— BEGIN Record list —
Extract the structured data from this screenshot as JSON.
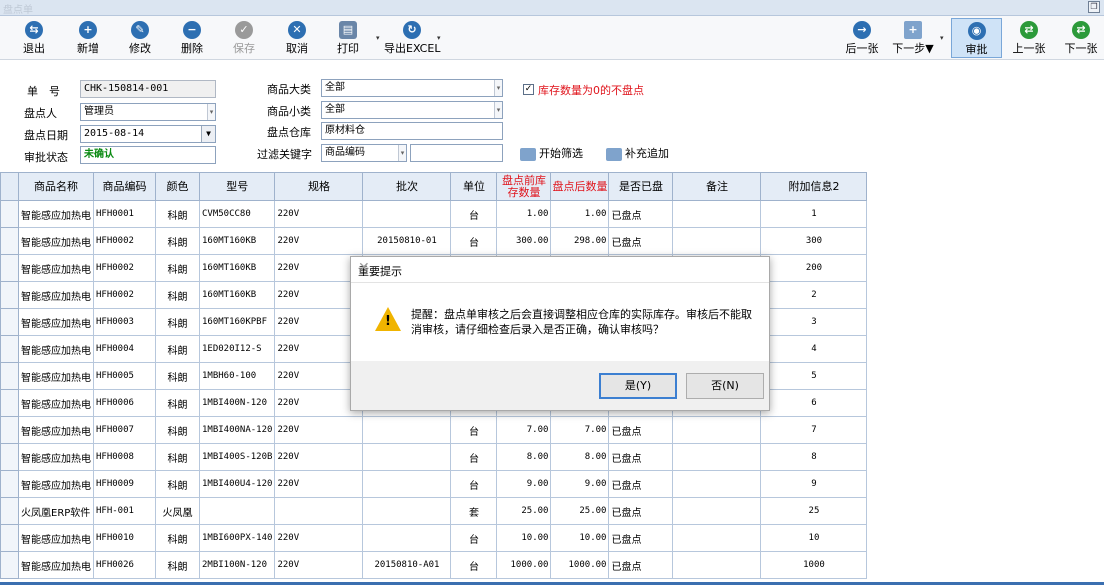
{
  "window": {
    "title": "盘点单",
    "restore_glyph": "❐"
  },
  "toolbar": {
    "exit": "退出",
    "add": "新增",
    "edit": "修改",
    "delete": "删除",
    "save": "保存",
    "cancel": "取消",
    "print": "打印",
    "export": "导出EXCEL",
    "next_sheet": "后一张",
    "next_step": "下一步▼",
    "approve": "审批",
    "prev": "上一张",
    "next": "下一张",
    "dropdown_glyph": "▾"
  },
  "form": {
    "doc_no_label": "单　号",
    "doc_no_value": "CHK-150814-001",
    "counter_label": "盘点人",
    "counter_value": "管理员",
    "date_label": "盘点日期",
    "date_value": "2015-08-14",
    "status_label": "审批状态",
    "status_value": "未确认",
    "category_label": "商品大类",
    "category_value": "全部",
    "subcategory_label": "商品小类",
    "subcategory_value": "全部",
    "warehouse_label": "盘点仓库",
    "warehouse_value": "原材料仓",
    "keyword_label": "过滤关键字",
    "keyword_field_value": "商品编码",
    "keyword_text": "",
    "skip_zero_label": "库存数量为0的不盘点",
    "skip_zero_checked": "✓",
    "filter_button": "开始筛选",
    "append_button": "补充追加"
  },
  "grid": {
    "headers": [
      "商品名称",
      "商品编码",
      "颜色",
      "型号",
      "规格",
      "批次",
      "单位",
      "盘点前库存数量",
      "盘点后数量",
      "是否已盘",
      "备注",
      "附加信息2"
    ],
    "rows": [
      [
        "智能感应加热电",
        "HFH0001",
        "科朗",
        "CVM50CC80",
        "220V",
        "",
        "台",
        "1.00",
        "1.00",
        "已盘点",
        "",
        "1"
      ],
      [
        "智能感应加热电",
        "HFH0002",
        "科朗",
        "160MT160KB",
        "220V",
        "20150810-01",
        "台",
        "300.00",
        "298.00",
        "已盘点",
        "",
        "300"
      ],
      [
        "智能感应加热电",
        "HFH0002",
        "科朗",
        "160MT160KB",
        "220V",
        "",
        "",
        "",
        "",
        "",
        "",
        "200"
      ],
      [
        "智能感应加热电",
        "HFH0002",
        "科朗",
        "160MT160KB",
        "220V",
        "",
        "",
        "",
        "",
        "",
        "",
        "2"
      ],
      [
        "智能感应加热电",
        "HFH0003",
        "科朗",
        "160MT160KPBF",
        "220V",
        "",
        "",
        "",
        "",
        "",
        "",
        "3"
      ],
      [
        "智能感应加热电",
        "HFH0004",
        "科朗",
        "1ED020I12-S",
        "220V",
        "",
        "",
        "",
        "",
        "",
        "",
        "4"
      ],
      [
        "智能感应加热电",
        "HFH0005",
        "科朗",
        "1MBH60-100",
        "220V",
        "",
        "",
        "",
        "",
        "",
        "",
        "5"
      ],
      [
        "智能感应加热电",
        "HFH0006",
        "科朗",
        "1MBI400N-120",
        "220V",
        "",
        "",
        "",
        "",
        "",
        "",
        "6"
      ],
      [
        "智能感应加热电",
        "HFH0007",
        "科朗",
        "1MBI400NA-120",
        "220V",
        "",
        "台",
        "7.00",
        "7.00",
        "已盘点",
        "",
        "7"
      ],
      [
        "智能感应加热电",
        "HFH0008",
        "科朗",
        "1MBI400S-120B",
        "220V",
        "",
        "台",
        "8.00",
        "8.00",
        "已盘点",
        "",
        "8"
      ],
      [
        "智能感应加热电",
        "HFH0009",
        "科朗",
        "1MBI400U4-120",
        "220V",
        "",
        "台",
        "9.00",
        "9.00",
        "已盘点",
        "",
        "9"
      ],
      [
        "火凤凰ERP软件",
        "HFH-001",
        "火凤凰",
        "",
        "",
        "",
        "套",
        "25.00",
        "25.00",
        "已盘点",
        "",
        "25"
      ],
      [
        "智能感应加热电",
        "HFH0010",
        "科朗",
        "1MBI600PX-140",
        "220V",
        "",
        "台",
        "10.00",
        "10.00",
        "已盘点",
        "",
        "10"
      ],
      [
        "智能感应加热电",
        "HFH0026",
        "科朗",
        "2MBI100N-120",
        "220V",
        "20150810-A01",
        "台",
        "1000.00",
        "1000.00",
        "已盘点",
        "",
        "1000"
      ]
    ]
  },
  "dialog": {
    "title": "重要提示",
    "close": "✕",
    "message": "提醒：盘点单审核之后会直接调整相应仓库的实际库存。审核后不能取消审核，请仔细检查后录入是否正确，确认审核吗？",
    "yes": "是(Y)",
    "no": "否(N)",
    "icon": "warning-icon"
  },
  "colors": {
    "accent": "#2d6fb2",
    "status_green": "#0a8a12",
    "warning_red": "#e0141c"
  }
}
— END Record list —
[The exercise]
Copy the records above exactly, leaving out every picture.

[Output below]
Extract the structured data from this screenshot as JSON.
{
  "window": {
    "title": "盘点单",
    "restore_glyph": "❐"
  },
  "toolbar": {
    "exit": "退出",
    "add": "新增",
    "edit": "修改",
    "delete": "删除",
    "save": "保存",
    "cancel": "取消",
    "print": "打印",
    "export": "导出EXCEL",
    "next_sheet": "后一张",
    "next_step": "下一步▼",
    "approve": "审批",
    "prev": "上一张",
    "next": "下一张",
    "dropdown_glyph": "▾"
  },
  "form": {
    "doc_no_label": "单　号",
    "doc_no_value": "CHK-150814-001",
    "counter_label": "盘点人",
    "counter_value": "管理员",
    "date_label": "盘点日期",
    "date_value": "2015-08-14",
    "status_label": "审批状态",
    "status_value": "未确认",
    "category_label": "商品大类",
    "category_value": "全部",
    "subcategory_label": "商品小类",
    "subcategory_value": "全部",
    "warehouse_label": "盘点仓库",
    "warehouse_value": "原材料仓",
    "keyword_label": "过滤关键字",
    "keyword_field_value": "商品编码",
    "keyword_text": "",
    "skip_zero_label": "库存数量为0的不盘点",
    "skip_zero_checked": "✓",
    "filter_button": "开始筛选",
    "append_button": "补充追加"
  },
  "grid": {
    "headers": [
      "商品名称",
      "商品编码",
      "颜色",
      "型号",
      "规格",
      "批次",
      "单位",
      "盘点前库存数量",
      "盘点后数量",
      "是否已盘",
      "备注",
      "附加信息2"
    ],
    "rows": [
      [
        "智能感应加热电",
        "HFH0001",
        "科朗",
        "CVM50CC80",
        "220V",
        "",
        "台",
        "1.00",
        "1.00",
        "已盘点",
        "",
        "1"
      ],
      [
        "智能感应加热电",
        "HFH0002",
        "科朗",
        "160MT160KB",
        "220V",
        "20150810-01",
        "台",
        "300.00",
        "298.00",
        "已盘点",
        "",
        "300"
      ],
      [
        "智能感应加热电",
        "HFH0002",
        "科朗",
        "160MT160KB",
        "220V",
        "",
        "",
        "",
        "",
        "",
        "",
        "200"
      ],
      [
        "智能感应加热电",
        "HFH0002",
        "科朗",
        "160MT160KB",
        "220V",
        "",
        "",
        "",
        "",
        "",
        "",
        "2"
      ],
      [
        "智能感应加热电",
        "HFH0003",
        "科朗",
        "160MT160KPBF",
        "220V",
        "",
        "",
        "",
        "",
        "",
        "",
        "3"
      ],
      [
        "智能感应加热电",
        "HFH0004",
        "科朗",
        "1ED020I12-S",
        "220V",
        "",
        "",
        "",
        "",
        "",
        "",
        "4"
      ],
      [
        "智能感应加热电",
        "HFH0005",
        "科朗",
        "1MBH60-100",
        "220V",
        "",
        "",
        "",
        "",
        "",
        "",
        "5"
      ],
      [
        "智能感应加热电",
        "HFH0006",
        "科朗",
        "1MBI400N-120",
        "220V",
        "",
        "",
        "",
        "",
        "",
        "",
        "6"
      ],
      [
        "智能感应加热电",
        "HFH0007",
        "科朗",
        "1MBI400NA-120",
        "220V",
        "",
        "台",
        "7.00",
        "7.00",
        "已盘点",
        "",
        "7"
      ],
      [
        "智能感应加热电",
        "HFH0008",
        "科朗",
        "1MBI400S-120B",
        "220V",
        "",
        "台",
        "8.00",
        "8.00",
        "已盘点",
        "",
        "8"
      ],
      [
        "智能感应加热电",
        "HFH0009",
        "科朗",
        "1MBI400U4-120",
        "220V",
        "",
        "台",
        "9.00",
        "9.00",
        "已盘点",
        "",
        "9"
      ],
      [
        "火凤凰ERP软件",
        "HFH-001",
        "火凤凰",
        "",
        "",
        "",
        "套",
        "25.00",
        "25.00",
        "已盘点",
        "",
        "25"
      ],
      [
        "智能感应加热电",
        "HFH0010",
        "科朗",
        "1MBI600PX-140",
        "220V",
        "",
        "台",
        "10.00",
        "10.00",
        "已盘点",
        "",
        "10"
      ],
      [
        "智能感应加热电",
        "HFH0026",
        "科朗",
        "2MBI100N-120",
        "220V",
        "20150810-A01",
        "台",
        "1000.00",
        "1000.00",
        "已盘点",
        "",
        "1000"
      ]
    ]
  },
  "dialog": {
    "title": "重要提示",
    "close": "✕",
    "message": "提醒：盘点单审核之后会直接调整相应仓库的实际库存。审核后不能取消审核，请仔细检查后录入是否正确，确认审核吗？",
    "yes": "是(Y)",
    "no": "否(N)",
    "icon": "warning-icon"
  },
  "colors": {
    "accent": "#2d6fb2",
    "status_green": "#0a8a12",
    "warning_red": "#e0141c"
  }
}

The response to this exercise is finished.